**Input records**:

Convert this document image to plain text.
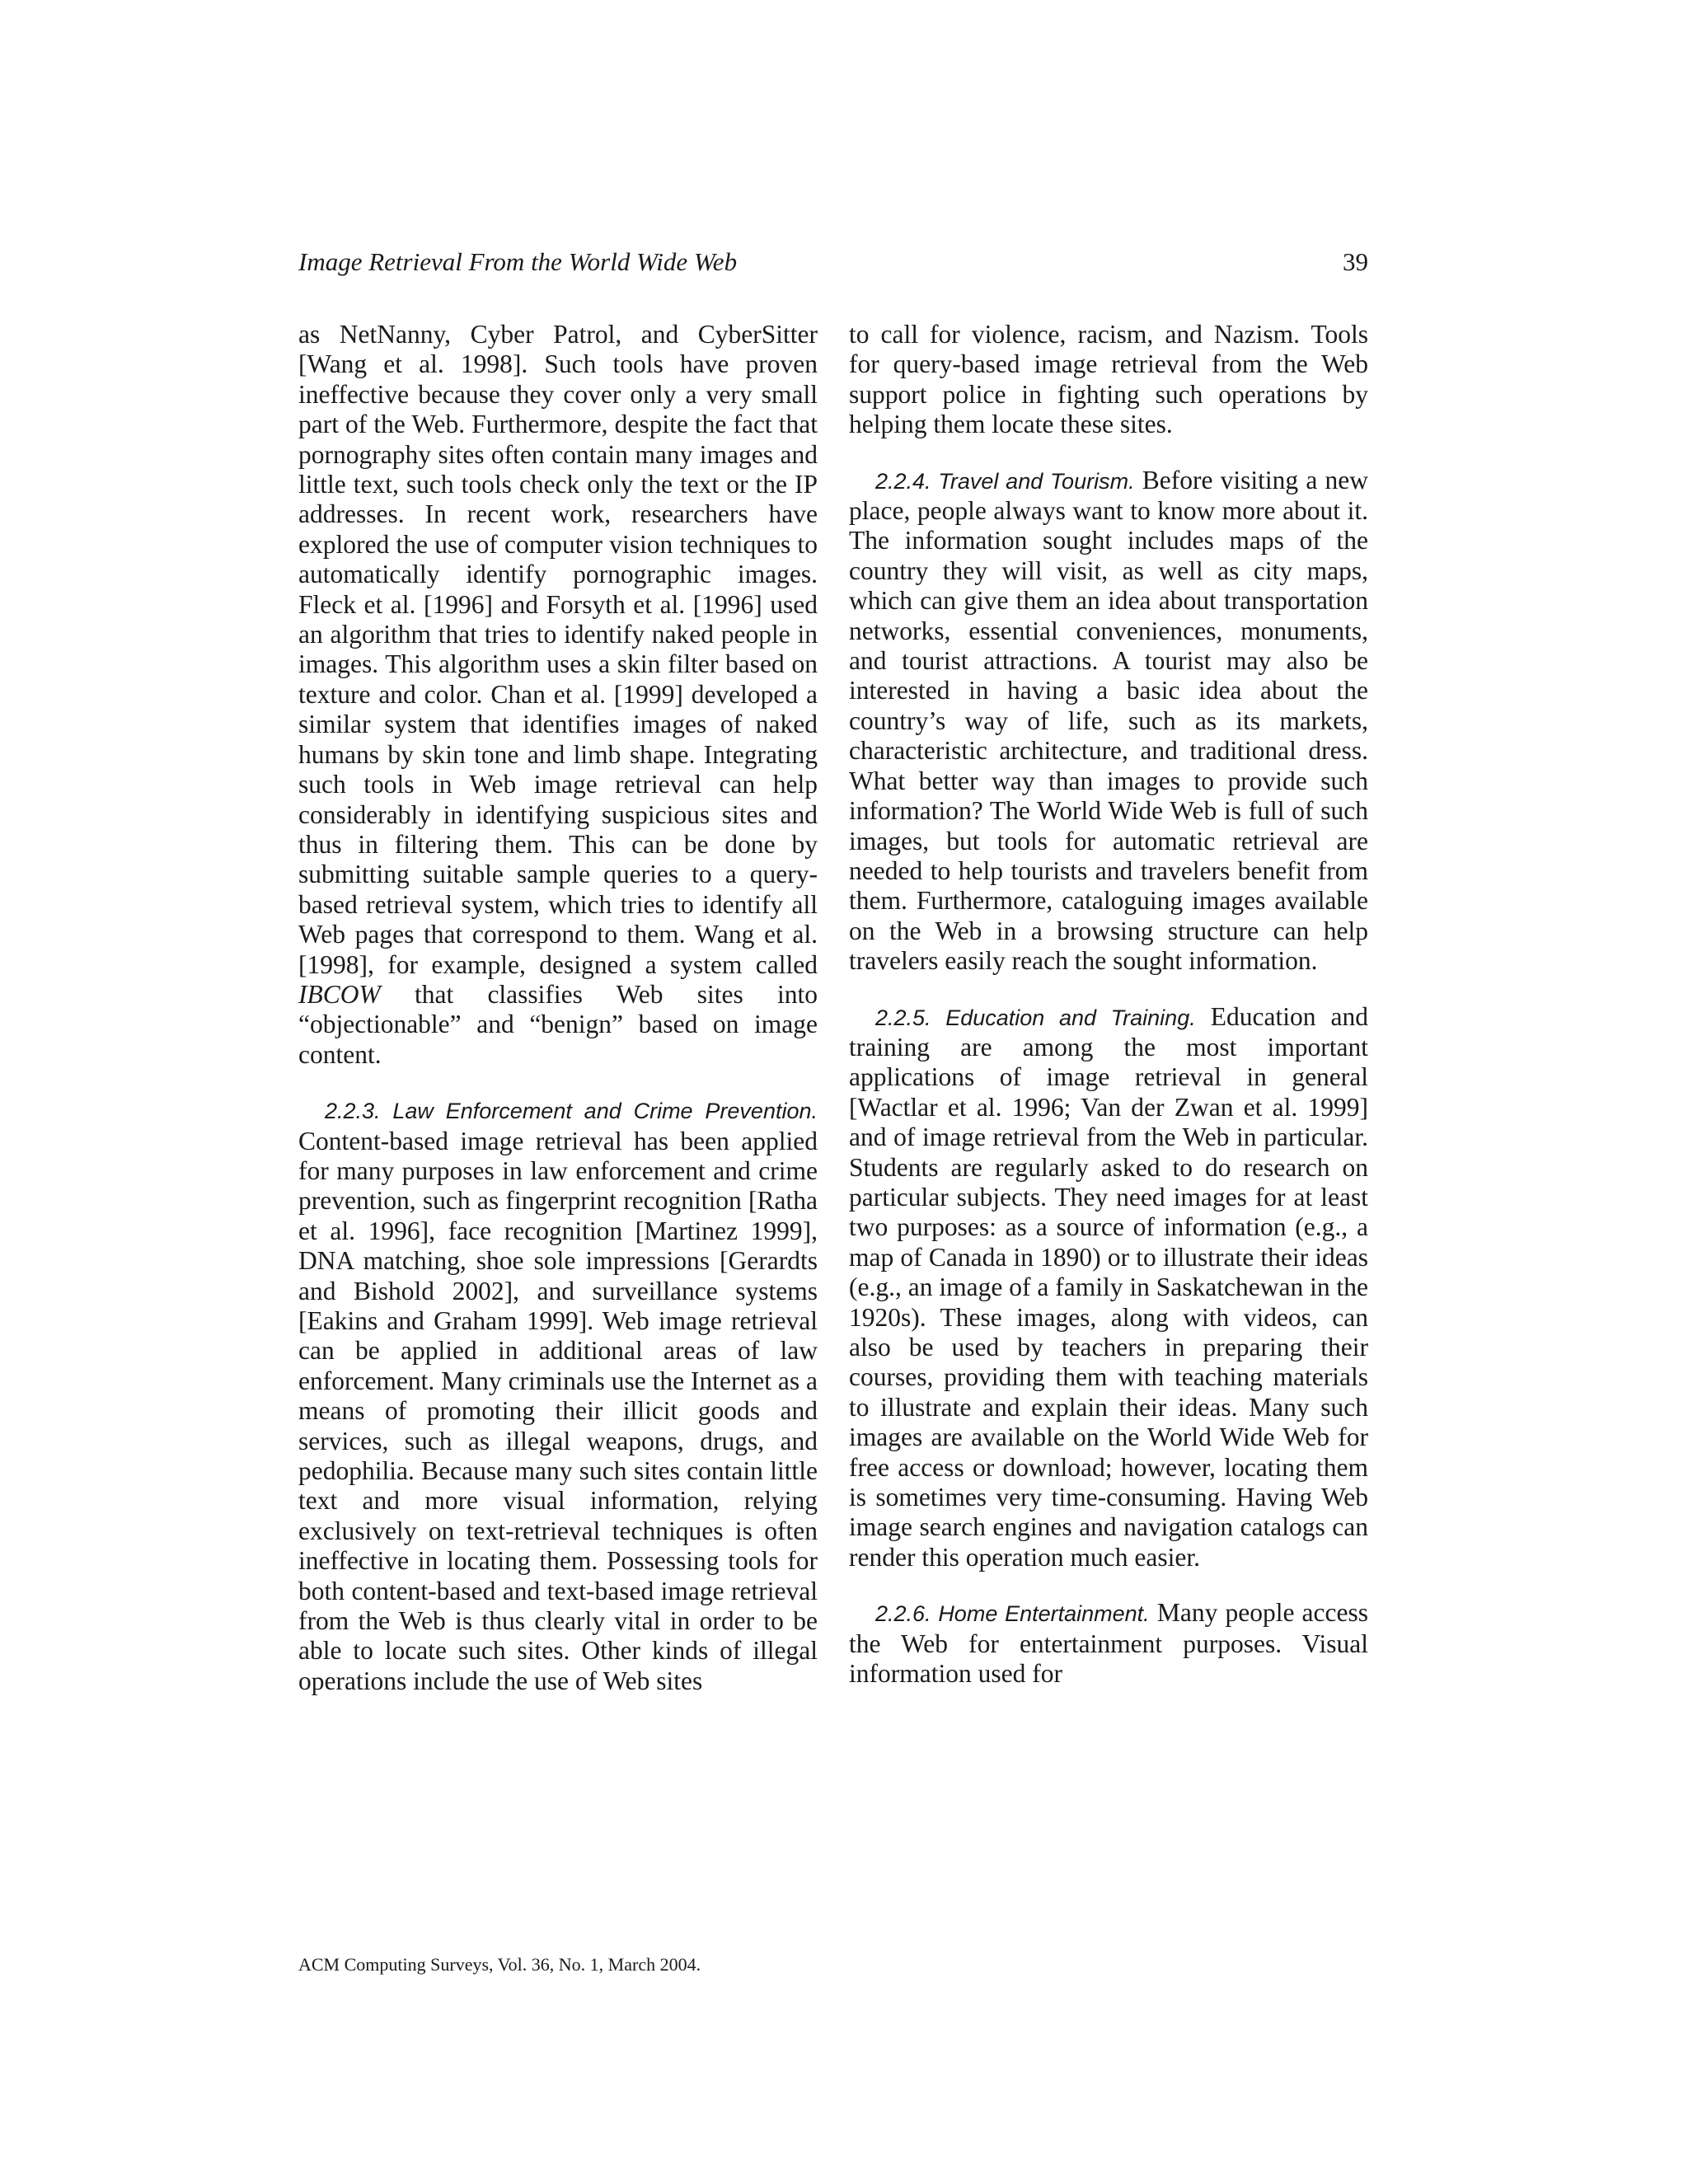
Image Retrieval From the World Wide Web	39

as NetNanny, Cyber Patrol, and CyberSitter [Wang et al. 1998]. Such tools have proven ineffective because they cover only a very small part of the Web. Furthermore, despite the fact that pornography sites often contain many images and little text, such tools check only the text or the IP addresses. In recent work, researchers have explored the use of computer vision techniques to automatically identify pornographic images. Fleck et al. [1996] and Forsyth et al. [1996] used an algorithm that tries to identify naked people in images. This algorithm uses a skin filter based on texture and color. Chan et al. [1999] developed a similar system that identifies images of naked humans by skin tone and limb shape. Integrating such tools in Web image retrieval can help considerably in identifying suspicious sites and thus in filtering them. This can be done by submitting suitable sample queries to a query-based retrieval system, which tries to identify all Web pages that correspond to them. Wang et al. [1998], for example, designed a system called IBCOW that classifies Web sites into “objectionable” and “benign” based on image content.

2.2.3. Law Enforcement and Crime Prevention. Content-based image retrieval has been applied for many purposes in law enforcement and crime prevention, such as fingerprint recognition [Ratha et al. 1996], face recognition [Martinez 1999], DNA matching, shoe sole impressions [Gerardts and Bishold 2002], and surveillance systems [Eakins and Graham 1999]. Web image retrieval can be applied in additional areas of law enforcement. Many criminals use the Internet as a means of promoting their illicit goods and services, such as illegal weapons, drugs, and pedophilia. Because many such sites contain little text and more visual information, relying exclusively on text-retrieval techniques is often ineffective in locating them. Possessing tools for both content-based and text-based image retrieval from the Web is thus clearly vital in order to be able to locate such sites. Other kinds of illegal operations include the use of Web sites

to call for violence, racism, and Nazism. Tools for query-based image retrieval from the Web support police in fighting such operations by helping them locate these sites.

2.2.4. Travel and Tourism. Before visiting a new place, people always want to know more about it. The information sought includes maps of the country they will visit, as well as city maps, which can give them an idea about transportation networks, essential conveniences, monuments, and tourist attractions. A tourist may also be interested in having a basic idea about the country’s way of life, such as its markets, characteristic architecture, and traditional dress. What better way than images to provide such information? The World Wide Web is full of such images, but tools for automatic retrieval are needed to help tourists and travelers benefit from them. Furthermore, cataloguing images available on the Web in a browsing structure can help travelers easily reach the sought information.

2.2.5. Education and Training. Education and training are among the most important applications of image retrieval in general [Wactlar et al. 1996; Van der Zwan et al. 1999] and of image retrieval from the Web in particular. Students are regularly asked to do research on particular subjects. They need images for at least two purposes: as a source of information (e.g., a map of Canada in 1890) or to illustrate their ideas (e.g., an image of a family in Saskatchewan in the 1920s). These images, along with videos, can also be used by teachers in preparing their courses, providing them with teaching materials to illustrate and explain their ideas. Many such images are available on the World Wide Web for free access or download; however, locating them is sometimes very time-consuming. Having Web image search engines and navigation catalogs can render this operation much easier.

2.2.6. Home Entertainment. Many people access the Web for entertainment purposes. Visual information used for

ACM Computing Surveys, Vol. 36, No. 1, March 2004.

**Problem to solve**:
Copy out each record shown above without alteration, skipping any picture.

**Answer to the problem**:
Convert this document image to plain text.
Image Retrieval From the World Wide Web	39

as NetNanny, Cyber Patrol, and CyberSitter [Wang et al. 1998]. Such tools have proven ineffective because they cover only a very small part of the Web. Furthermore, despite the fact that pornography sites often contain many images and little text, such tools check only the text or the IP addresses. In recent work, researchers have explored the use of computer vision techniques to automatically identify pornographic images. Fleck et al. [1996] and Forsyth et al. [1996] used an algorithm that tries to identify naked people in images. This algorithm uses a skin filter based on texture and color. Chan et al. [1999] developed a similar system that identifies images of naked humans by skin tone and limb shape. Integrating such tools in Web image retrieval can help considerably in identifying suspicious sites and thus in filtering them. This can be done by submitting suitable sample queries to a query-based retrieval system, which tries to identify all Web pages that correspond to them. Wang et al. [1998], for example, designed a system called IBCOW that classifies Web sites into “objectionable” and “benign” based on image content.

2.2.3. Law Enforcement and Crime Prevention. Content-based image retrieval has been applied for many purposes in law enforcement and crime prevention, such as fingerprint recognition [Ratha et al. 1996], face recognition [Martinez 1999], DNA matching, shoe sole impressions [Gerardts and Bishold 2002], and surveillance systems [Eakins and Graham 1999]. Web image retrieval can be applied in additional areas of law enforcement. Many criminals use the Internet as a means of promoting their illicit goods and services, such as illegal weapons, drugs, and pedophilia. Because many such sites contain little text and more visual information, relying exclusively on text-retrieval techniques is often ineffective in locating them. Possessing tools for both content-based and text-based image retrieval from the Web is thus clearly vital in order to be able to locate such sites. Other kinds of illegal operations include the use of Web sites

to call for violence, racism, and Nazism. Tools for query-based image retrieval from the Web support police in fighting such operations by helping them locate these sites.

2.2.4. Travel and Tourism. Before visiting a new place, people always want to know more about it. The information sought includes maps of the country they will visit, as well as city maps, which can give them an idea about transportation networks, essential conveniences, monuments, and tourist attractions. A tourist may also be interested in having a basic idea about the country’s way of life, such as its markets, characteristic architecture, and traditional dress. What better way than images to provide such information? The World Wide Web is full of such images, but tools for automatic retrieval are needed to help tourists and travelers benefit from them. Furthermore, cataloguing images available on the Web in a browsing structure can help travelers easily reach the sought information.

2.2.5. Education and Training. Education and training are among the most important applications of image retrieval in general [Wactlar et al. 1996; Van der Zwan et al. 1999] and of image retrieval from the Web in particular. Students are regularly asked to do research on particular subjects. They need images for at least two purposes: as a source of information (e.g., a map of Canada in 1890) or to illustrate their ideas (e.g., an image of a family in Saskatchewan in the 1920s). These images, along with videos, can also be used by teachers in preparing their courses, providing them with teaching materials to illustrate and explain their ideas. Many such images are available on the World Wide Web for free access or download; however, locating them is sometimes very time-consuming. Having Web image search engines and navigation catalogs can render this operation much easier.

2.2.6. Home Entertainment. Many people access the Web for entertainment purposes. Visual information used for

ACM Computing Surveys, Vol. 36, No. 1, March 2004.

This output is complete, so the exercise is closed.